Swap every "pronoun-word" in the rows below for "pronoun-token", and leave everything else unchanged.
-- start Records for the exercise --
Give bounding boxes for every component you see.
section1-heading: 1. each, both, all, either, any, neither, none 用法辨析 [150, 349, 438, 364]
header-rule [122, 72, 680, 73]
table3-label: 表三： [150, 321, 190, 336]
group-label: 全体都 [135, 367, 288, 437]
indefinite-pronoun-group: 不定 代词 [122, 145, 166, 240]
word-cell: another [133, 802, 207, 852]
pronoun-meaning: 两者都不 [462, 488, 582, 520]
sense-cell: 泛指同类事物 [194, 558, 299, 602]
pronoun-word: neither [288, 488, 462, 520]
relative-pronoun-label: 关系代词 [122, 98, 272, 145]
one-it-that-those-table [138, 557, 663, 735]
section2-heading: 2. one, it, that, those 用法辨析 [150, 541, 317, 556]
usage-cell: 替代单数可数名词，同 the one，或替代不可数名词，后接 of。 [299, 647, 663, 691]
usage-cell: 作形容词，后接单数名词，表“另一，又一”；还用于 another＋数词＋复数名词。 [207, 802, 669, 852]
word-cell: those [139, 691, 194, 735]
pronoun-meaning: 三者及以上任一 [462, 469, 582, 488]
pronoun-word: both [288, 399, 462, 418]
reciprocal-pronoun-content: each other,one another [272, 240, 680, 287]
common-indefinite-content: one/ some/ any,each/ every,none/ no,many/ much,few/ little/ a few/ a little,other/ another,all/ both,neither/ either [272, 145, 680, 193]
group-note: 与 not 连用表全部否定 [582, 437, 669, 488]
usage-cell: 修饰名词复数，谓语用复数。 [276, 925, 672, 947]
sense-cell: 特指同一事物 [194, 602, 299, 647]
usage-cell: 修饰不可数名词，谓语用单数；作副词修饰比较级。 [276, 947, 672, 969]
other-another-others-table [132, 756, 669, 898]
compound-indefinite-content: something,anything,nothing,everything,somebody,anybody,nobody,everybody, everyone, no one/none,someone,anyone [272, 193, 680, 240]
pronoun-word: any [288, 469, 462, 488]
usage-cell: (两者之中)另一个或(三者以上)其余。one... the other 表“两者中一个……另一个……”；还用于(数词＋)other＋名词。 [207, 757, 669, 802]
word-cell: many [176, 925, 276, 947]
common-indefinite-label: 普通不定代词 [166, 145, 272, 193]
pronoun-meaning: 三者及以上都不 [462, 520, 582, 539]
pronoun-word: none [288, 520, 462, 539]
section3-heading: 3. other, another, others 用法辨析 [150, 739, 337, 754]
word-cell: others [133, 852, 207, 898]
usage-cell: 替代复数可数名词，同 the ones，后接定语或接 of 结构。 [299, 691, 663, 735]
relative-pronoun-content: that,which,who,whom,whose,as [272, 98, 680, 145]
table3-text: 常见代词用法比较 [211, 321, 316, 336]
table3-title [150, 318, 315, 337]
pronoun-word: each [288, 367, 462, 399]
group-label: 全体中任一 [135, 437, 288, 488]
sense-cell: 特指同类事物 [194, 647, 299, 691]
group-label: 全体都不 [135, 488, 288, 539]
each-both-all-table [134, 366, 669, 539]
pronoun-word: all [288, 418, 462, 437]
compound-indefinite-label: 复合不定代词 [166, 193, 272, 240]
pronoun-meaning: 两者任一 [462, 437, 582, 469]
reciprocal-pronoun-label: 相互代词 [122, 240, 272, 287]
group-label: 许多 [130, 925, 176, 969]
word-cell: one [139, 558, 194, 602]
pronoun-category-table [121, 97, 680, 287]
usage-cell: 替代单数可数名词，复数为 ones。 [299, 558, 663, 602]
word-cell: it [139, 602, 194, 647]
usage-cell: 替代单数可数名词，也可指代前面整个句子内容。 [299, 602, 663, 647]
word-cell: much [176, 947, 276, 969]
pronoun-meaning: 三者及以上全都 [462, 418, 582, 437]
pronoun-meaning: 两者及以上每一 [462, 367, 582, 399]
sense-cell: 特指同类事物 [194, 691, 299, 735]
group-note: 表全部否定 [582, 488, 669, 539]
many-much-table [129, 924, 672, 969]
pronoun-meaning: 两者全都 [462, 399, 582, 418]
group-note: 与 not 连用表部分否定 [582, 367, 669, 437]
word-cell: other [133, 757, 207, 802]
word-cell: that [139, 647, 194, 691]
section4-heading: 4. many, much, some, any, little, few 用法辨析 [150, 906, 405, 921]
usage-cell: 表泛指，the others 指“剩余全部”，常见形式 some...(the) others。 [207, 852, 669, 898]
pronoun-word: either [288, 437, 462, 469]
-- end Records for the exercise --
◆ Answer below:
Give bounding boxes for every component you see.
section1-heading: 1. each, both, all, either, any, neither, none 用法辨析 [150, 349, 438, 364]
header-rule [122, 72, 680, 73]
table3-label: 表三： [150, 321, 190, 336]
group-label: 全体都 [135, 367, 288, 437]
indefinite-pronoun-group: 不定 代词 [122, 145, 166, 240]
word-cell: another [133, 802, 207, 852]
pronoun-meaning: 两者都不 [462, 488, 582, 520]
sense-cell: 泛指同类事物 [194, 558, 299, 602]
pronoun-token: neither [288, 488, 462, 520]
relative-pronoun-label: 关系代词 [122, 98, 272, 145]
one-it-that-those-table [138, 557, 663, 735]
section2-heading: 2. one, it, that, those 用法辨析 [150, 541, 317, 556]
usage-cell: 替代单数可数名词，同 the one，或替代不可数名词，后接 of。 [299, 647, 663, 691]
usage-cell: 作形容词，后接单数名词，表“另一，又一”；还用于 another＋数词＋复数名词。 [207, 802, 669, 852]
word-cell: those [139, 691, 194, 735]
pronoun-meaning: 三者及以上任一 [462, 469, 582, 488]
pronoun-token: both [288, 399, 462, 418]
reciprocal-pronoun-content: each other,one another [272, 240, 680, 287]
common-indefinite-content: one/ some/ any,each/ every,none/ no,many/ much,few/ little/ a few/ a little,other/ another,all/ both,neither/ either [272, 145, 680, 193]
group-note: 与 not 连用表全部否定 [582, 437, 669, 488]
usage-cell: 修饰名词复数，谓语用复数。 [276, 925, 672, 947]
sense-cell: 特指同一事物 [194, 602, 299, 647]
usage-cell: 修饰不可数名词，谓语用单数；作副词修饰比较级。 [276, 947, 672, 969]
other-another-others-table [132, 756, 669, 898]
compound-indefinite-content: something,anything,nothing,everything,somebody,anybody,nobody,everybody, everyone, no one/none,someone,anyone [272, 193, 680, 240]
pronoun-token: any [288, 469, 462, 488]
usage-cell: (两者之中)另一个或(三者以上)其余。one... the other 表“两者中一个……另一个……”；还用于(数词＋)other＋名词。 [207, 757, 669, 802]
word-cell: many [176, 925, 276, 947]
common-indefinite-label: 普通不定代词 [166, 145, 272, 193]
pronoun-meaning: 三者及以上都不 [462, 520, 582, 539]
pronoun-token: none [288, 520, 462, 539]
section3-heading: 3. other, another, others 用法辨析 [150, 739, 337, 754]
word-cell: others [133, 852, 207, 898]
usage-cell: 替代复数可数名词，同 the ones，后接定语或接 of 结构。 [299, 691, 663, 735]
relative-pronoun-content: that,which,who,whom,whose,as [272, 98, 680, 145]
table3-text: 常见代词用法比较 [211, 321, 316, 336]
table3-title [150, 318, 315, 337]
pronoun-token: each [288, 367, 462, 399]
group-label: 全体中任一 [135, 437, 288, 488]
sense-cell: 特指同类事物 [194, 647, 299, 691]
group-label: 全体都不 [135, 488, 288, 539]
each-both-all-table [134, 366, 669, 539]
pronoun-token: all [288, 418, 462, 437]
compound-indefinite-label: 复合不定代词 [166, 193, 272, 240]
pronoun-meaning: 两者任一 [462, 437, 582, 469]
reciprocal-pronoun-label: 相互代词 [122, 240, 272, 287]
group-label: 许多 [130, 925, 176, 969]
word-cell: one [139, 558, 194, 602]
pronoun-category-table [121, 97, 680, 287]
usage-cell: 替代单数可数名词，复数为 ones。 [299, 558, 663, 602]
word-cell: it [139, 602, 194, 647]
usage-cell: 替代单数可数名词，也可指代前面整个句子内容。 [299, 602, 663, 647]
word-cell: much [176, 947, 276, 969]
pronoun-meaning: 三者及以上全都 [462, 418, 582, 437]
pronoun-meaning: 两者及以上每一 [462, 367, 582, 399]
sense-cell: 特指同类事物 [194, 691, 299, 735]
group-note: 表全部否定 [582, 488, 669, 539]
many-much-table [129, 924, 672, 969]
pronoun-meaning: 两者全都 [462, 399, 582, 418]
group-note: 与 not 连用表部分否定 [582, 367, 669, 437]
word-cell: other [133, 757, 207, 802]
word-cell: that [139, 647, 194, 691]
section4-heading: 4. many, much, some, any, little, few 用法辨析 [150, 906, 405, 921]
usage-cell: 表泛指，the others 指“剩余全部”，常见形式 some...(the) others。 [207, 852, 669, 898]
pronoun-token: either [288, 437, 462, 469]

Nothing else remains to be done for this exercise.